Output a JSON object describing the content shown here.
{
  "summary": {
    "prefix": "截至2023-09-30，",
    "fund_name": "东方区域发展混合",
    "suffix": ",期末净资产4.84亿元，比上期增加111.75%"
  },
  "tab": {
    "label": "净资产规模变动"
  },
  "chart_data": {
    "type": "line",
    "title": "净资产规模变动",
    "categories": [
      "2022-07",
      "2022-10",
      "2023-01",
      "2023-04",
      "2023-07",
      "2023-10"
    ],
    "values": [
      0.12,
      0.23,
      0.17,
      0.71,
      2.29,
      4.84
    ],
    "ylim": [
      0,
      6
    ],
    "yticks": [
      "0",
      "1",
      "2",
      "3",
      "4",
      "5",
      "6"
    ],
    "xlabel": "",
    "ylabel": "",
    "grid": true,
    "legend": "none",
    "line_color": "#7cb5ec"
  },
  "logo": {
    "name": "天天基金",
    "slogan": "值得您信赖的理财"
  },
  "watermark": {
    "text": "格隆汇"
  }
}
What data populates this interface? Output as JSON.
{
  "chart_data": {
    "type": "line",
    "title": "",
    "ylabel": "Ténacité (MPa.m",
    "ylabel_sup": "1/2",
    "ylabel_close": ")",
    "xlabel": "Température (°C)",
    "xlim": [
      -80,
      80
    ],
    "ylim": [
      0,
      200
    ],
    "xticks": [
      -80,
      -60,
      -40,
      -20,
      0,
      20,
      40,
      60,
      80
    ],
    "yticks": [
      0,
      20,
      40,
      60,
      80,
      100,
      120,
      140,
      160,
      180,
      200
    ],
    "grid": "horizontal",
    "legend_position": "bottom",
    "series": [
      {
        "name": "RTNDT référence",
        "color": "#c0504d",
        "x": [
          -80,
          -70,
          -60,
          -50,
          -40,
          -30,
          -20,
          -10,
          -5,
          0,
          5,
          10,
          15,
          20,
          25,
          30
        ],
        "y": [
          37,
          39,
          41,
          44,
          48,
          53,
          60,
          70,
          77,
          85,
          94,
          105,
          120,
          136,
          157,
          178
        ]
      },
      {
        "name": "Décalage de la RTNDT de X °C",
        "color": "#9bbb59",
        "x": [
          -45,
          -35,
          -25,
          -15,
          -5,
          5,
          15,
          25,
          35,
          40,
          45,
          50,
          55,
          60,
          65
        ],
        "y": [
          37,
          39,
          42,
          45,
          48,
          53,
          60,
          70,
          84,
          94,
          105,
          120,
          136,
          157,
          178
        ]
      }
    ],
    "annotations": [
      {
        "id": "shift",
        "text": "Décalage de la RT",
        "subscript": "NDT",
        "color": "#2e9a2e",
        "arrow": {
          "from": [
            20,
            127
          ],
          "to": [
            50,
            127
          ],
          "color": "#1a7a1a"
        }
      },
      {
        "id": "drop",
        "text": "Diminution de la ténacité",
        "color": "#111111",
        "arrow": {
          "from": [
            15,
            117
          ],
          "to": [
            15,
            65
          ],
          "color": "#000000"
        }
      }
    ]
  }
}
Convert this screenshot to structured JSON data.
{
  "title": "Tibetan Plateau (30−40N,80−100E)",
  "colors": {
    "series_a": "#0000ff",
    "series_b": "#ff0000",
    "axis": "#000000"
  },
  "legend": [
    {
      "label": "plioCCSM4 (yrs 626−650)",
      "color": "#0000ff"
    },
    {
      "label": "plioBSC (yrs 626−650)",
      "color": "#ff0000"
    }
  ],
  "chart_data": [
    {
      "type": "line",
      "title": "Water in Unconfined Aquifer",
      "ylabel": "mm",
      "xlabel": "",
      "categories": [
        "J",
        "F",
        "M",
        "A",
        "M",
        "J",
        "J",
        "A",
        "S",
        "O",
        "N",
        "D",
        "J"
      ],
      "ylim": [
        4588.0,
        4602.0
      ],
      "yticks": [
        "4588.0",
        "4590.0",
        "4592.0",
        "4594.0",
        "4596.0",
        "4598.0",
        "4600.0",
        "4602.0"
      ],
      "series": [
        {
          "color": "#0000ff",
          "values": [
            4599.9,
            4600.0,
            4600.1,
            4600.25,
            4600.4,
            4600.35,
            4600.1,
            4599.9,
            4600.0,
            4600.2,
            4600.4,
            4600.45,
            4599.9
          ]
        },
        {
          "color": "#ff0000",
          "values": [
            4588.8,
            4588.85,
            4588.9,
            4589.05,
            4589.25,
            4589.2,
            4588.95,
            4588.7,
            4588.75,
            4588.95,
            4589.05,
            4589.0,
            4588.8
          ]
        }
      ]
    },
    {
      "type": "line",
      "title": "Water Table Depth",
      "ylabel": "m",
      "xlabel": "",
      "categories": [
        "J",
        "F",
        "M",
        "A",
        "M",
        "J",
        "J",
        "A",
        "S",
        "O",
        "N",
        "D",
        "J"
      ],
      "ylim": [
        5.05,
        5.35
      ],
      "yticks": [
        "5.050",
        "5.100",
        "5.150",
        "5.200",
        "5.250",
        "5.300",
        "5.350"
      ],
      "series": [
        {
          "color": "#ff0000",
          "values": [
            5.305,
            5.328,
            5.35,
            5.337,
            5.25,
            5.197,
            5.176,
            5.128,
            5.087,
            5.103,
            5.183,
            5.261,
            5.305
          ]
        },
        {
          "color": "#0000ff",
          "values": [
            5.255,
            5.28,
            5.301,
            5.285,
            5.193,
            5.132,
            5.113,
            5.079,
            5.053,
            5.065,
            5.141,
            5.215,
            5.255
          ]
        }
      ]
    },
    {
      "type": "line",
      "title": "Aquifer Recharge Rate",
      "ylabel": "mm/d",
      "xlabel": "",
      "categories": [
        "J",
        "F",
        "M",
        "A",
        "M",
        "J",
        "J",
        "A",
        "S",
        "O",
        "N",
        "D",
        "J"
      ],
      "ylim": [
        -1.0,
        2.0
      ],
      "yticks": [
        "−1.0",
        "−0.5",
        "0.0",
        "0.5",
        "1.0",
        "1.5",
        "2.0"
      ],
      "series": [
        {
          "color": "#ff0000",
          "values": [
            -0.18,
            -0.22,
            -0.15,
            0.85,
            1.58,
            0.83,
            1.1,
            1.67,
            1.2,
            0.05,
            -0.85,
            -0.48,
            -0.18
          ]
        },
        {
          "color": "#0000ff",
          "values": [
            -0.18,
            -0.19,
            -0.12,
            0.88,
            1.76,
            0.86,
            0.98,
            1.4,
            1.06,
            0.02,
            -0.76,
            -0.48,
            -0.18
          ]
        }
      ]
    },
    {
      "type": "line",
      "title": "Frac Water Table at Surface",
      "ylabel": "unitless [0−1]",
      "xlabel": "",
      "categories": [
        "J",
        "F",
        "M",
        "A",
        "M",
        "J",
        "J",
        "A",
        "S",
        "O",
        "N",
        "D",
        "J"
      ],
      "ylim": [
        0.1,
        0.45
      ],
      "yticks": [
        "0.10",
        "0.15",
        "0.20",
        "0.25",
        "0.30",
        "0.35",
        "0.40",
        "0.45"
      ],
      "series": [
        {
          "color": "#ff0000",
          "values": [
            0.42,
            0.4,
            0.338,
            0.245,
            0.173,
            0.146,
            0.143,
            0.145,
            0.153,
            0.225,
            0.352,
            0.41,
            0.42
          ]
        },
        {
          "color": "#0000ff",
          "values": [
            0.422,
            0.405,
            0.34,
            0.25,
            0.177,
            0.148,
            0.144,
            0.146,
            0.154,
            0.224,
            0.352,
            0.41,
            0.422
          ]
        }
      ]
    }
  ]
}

■ ■ ■ ■ ■ ■ ■

_Stated goal_:
Output the records above in their entirety, exactly.

_Finished answer_:
Output a JSON object describing the content shown here.
{
  "summary": {
    "prefix": "截至2023-09-30，",
    "fund_name": "东方区域发展混合",
    "suffix": ",期末净资产4.84亿元，比上期增加111.75%"
  },
  "tab": {
    "label": "净资产规模变动"
  },
  "chart_data": {
    "type": "line",
    "title": "净资产规模变动",
    "categories": [
      "2022-07",
      "2022-10",
      "2023-01",
      "2023-04",
      "2023-07",
      "2023-10"
    ],
    "values": [
      0.12,
      0.23,
      0.17,
      0.71,
      2.29,
      4.84
    ],
    "ylim": [
      0,
      6
    ],
    "yticks": [
      "0",
      "1",
      "2",
      "3",
      "4",
      "5",
      "6"
    ],
    "xlabel": "",
    "ylabel": "",
    "grid": true,
    "legend": "none",
    "line_color": "#7cb5ec"
  },
  "logo": {
    "name": "天天基金",
    "slogan": "值得您信赖的理财"
  },
  "watermark": {
    "text": "格隆汇"
  }
}
What data populates this interface? Output as JSON.
{
  "chart_data": {
    "type": "line",
    "title": "",
    "ylabel": "Ténacité (MPa.m",
    "ylabel_sup": "1/2",
    "ylabel_close": ")",
    "xlabel": "Température (°C)",
    "xlim": [
      -80,
      80
    ],
    "ylim": [
      0,
      200
    ],
    "xticks": [
      -80,
      -60,
      -40,
      -20,
      0,
      20,
      40,
      60,
      80
    ],
    "yticks": [
      0,
      20,
      40,
      60,
      80,
      100,
      120,
      140,
      160,
      180,
      200
    ],
    "grid": "horizontal",
    "legend_position": "bottom",
    "series": [
      {
        "name": "RTNDT référence",
        "color": "#c0504d",
        "x": [
          -80,
          -70,
          -60,
          -50,
          -40,
          -30,
          -20,
          -10,
          -5,
          0,
          5,
          10,
          15,
          20,
          25,
          30
        ],
        "y": [
          37,
          39,
          41,
          44,
          48,
          53,
          60,
          70,
          77,
          85,
          94,
          105,
          120,
          136,
          157,
          178
        ]
      },
      {
        "name": "Décalage de la RTNDT de X °C",
        "color": "#9bbb59",
        "x": [
          -45,
          -35,
          -25,
          -15,
          -5,
          5,
          15,
          25,
          35,
          40,
          45,
          50,
          55,
          60,
          65
        ],
        "y": [
          37,
          39,
          42,
          45,
          48,
          53,
          60,
          70,
          84,
          94,
          105,
          120,
          136,
          157,
          178
        ]
      }
    ],
    "annotations": [
      {
        "id": "shift",
        "text": "Décalage de la RT",
        "subscript": "NDT",
        "color": "#2e9a2e",
        "arrow": {
          "from": [
            20,
            127
          ],
          "to": [
            50,
            127
          ],
          "color": "#1a7a1a"
        }
      },
      {
        "id": "drop",
        "text": "Diminution de la ténacité",
        "color": "#111111",
        "arrow": {
          "from": [
            15,
            117
          ],
          "to": [
            15,
            65
          ],
          "color": "#000000"
        }
      }
    ]
  }
}
Convert this screenshot to structured JSON data.
{
  "title": "Tibetan Plateau (30−40N,80−100E)",
  "colors": {
    "series_a": "#0000ff",
    "series_b": "#ff0000",
    "axis": "#000000"
  },
  "legend": [
    {
      "label": "plioCCSM4 (yrs 626−650)",
      "color": "#0000ff"
    },
    {
      "label": "plioBSC (yrs 626−650)",
      "color": "#ff0000"
    }
  ],
  "chart_data": [
    {
      "type": "line",
      "title": "Water in Unconfined Aquifer",
      "ylabel": "mm",
      "xlabel": "",
      "categories": [
        "J",
        "F",
        "M",
        "A",
        "M",
        "J",
        "J",
        "A",
        "S",
        "O",
        "N",
        "D",
        "J"
      ],
      "ylim": [
        4588.0,
        4602.0
      ],
      "yticks": [
        "4588.0",
        "4590.0",
        "4592.0",
        "4594.0",
        "4596.0",
        "4598.0",
        "4600.0",
        "4602.0"
      ],
      "series": [
        {
          "color": "#0000ff",
          "values": [
            4599.9,
            4600.0,
            4600.1,
            4600.25,
            4600.4,
            4600.35,
            4600.1,
            4599.9,
            4600.0,
            4600.2,
            4600.4,
            4600.45,
            4599.9
          ]
        },
        {
          "color": "#ff0000",
          "values": [
            4588.8,
            4588.85,
            4588.9,
            4589.05,
            4589.25,
            4589.2,
            4588.95,
            4588.7,
            4588.75,
            4588.95,
            4589.05,
            4589.0,
            4588.8
          ]
        }
      ]
    },
    {
      "type": "line",
      "title": "Water Table Depth",
      "ylabel": "m",
      "xlabel": "",
      "categories": [
        "J",
        "F",
        "M",
        "A",
        "M",
        "J",
        "J",
        "A",
        "S",
        "O",
        "N",
        "D",
        "J"
      ],
      "ylim": [
        5.05,
        5.35
      ],
      "yticks": [
        "5.050",
        "5.100",
        "5.150",
        "5.200",
        "5.250",
        "5.300",
        "5.350"
      ],
      "series": [
        {
          "color": "#ff0000",
          "values": [
            5.305,
            5.328,
            5.35,
            5.337,
            5.25,
            5.197,
            5.176,
            5.128,
            5.087,
            5.103,
            5.183,
            5.261,
            5.305
          ]
        },
        {
          "color": "#0000ff",
          "values": [
            5.255,
            5.28,
            5.301,
            5.285,
            5.193,
            5.132,
            5.113,
            5.079,
            5.053,
            5.065,
            5.141,
            5.215,
            5.255
          ]
        }
      ]
    },
    {
      "type": "line",
      "title": "Aquifer Recharge Rate",
      "ylabel": "mm/d",
      "xlabel": "",
      "categories": [
        "J",
        "F",
        "M",
        "A",
        "M",
        "J",
        "J",
        "A",
        "S",
        "O",
        "N",
        "D",
        "J"
      ],
      "ylim": [
        -1.0,
        2.0
      ],
      "yticks": [
        "−1.0",
        "−0.5",
        "0.0",
        "0.5",
        "1.0",
        "1.5",
        "2.0"
      ],
      "series": [
        {
          "color": "#ff0000",
          "values": [
            -0.18,
            -0.22,
            -0.15,
            0.85,
            1.58,
            0.83,
            1.1,
            1.67,
            1.2,
            0.05,
            -0.85,
            -0.48,
            -0.18
          ]
        },
        {
          "color": "#0000ff",
          "values": [
            -0.18,
            -0.19,
            -0.12,
            0.88,
            1.76,
            0.86,
            0.98,
            1.4,
            1.06,
            0.02,
            -0.76,
            -0.48,
            -0.18
          ]
        }
      ]
    },
    {
      "type": "line",
      "title": "Frac Water Table at Surface",
      "ylabel": "unitless [0−1]",
      "xlabel": "",
      "categories": [
        "J",
        "F",
        "M",
        "A",
        "M",
        "J",
        "J",
        "A",
        "S",
        "O",
        "N",
        "D",
        "J"
      ],
      "ylim": [
        0.1,
        0.45
      ],
      "yticks": [
        "0.10",
        "0.15",
        "0.20",
        "0.25",
        "0.30",
        "0.35",
        "0.40",
        "0.45"
      ],
      "series": [
        {
          "color": "#ff0000",
          "values": [
            0.42,
            0.4,
            0.338,
            0.245,
            0.173,
            0.146,
            0.143,
            0.145,
            0.153,
            0.225,
            0.352,
            0.41,
            0.42
          ]
        },
        {
          "color": "#0000ff",
          "values": [
            0.422,
            0.405,
            0.34,
            0.25,
            0.177,
            0.148,
            0.144,
            0.146,
            0.154,
            0.224,
            0.352,
            0.41,
            0.422
          ]
        }
      ]
    }
  ]
}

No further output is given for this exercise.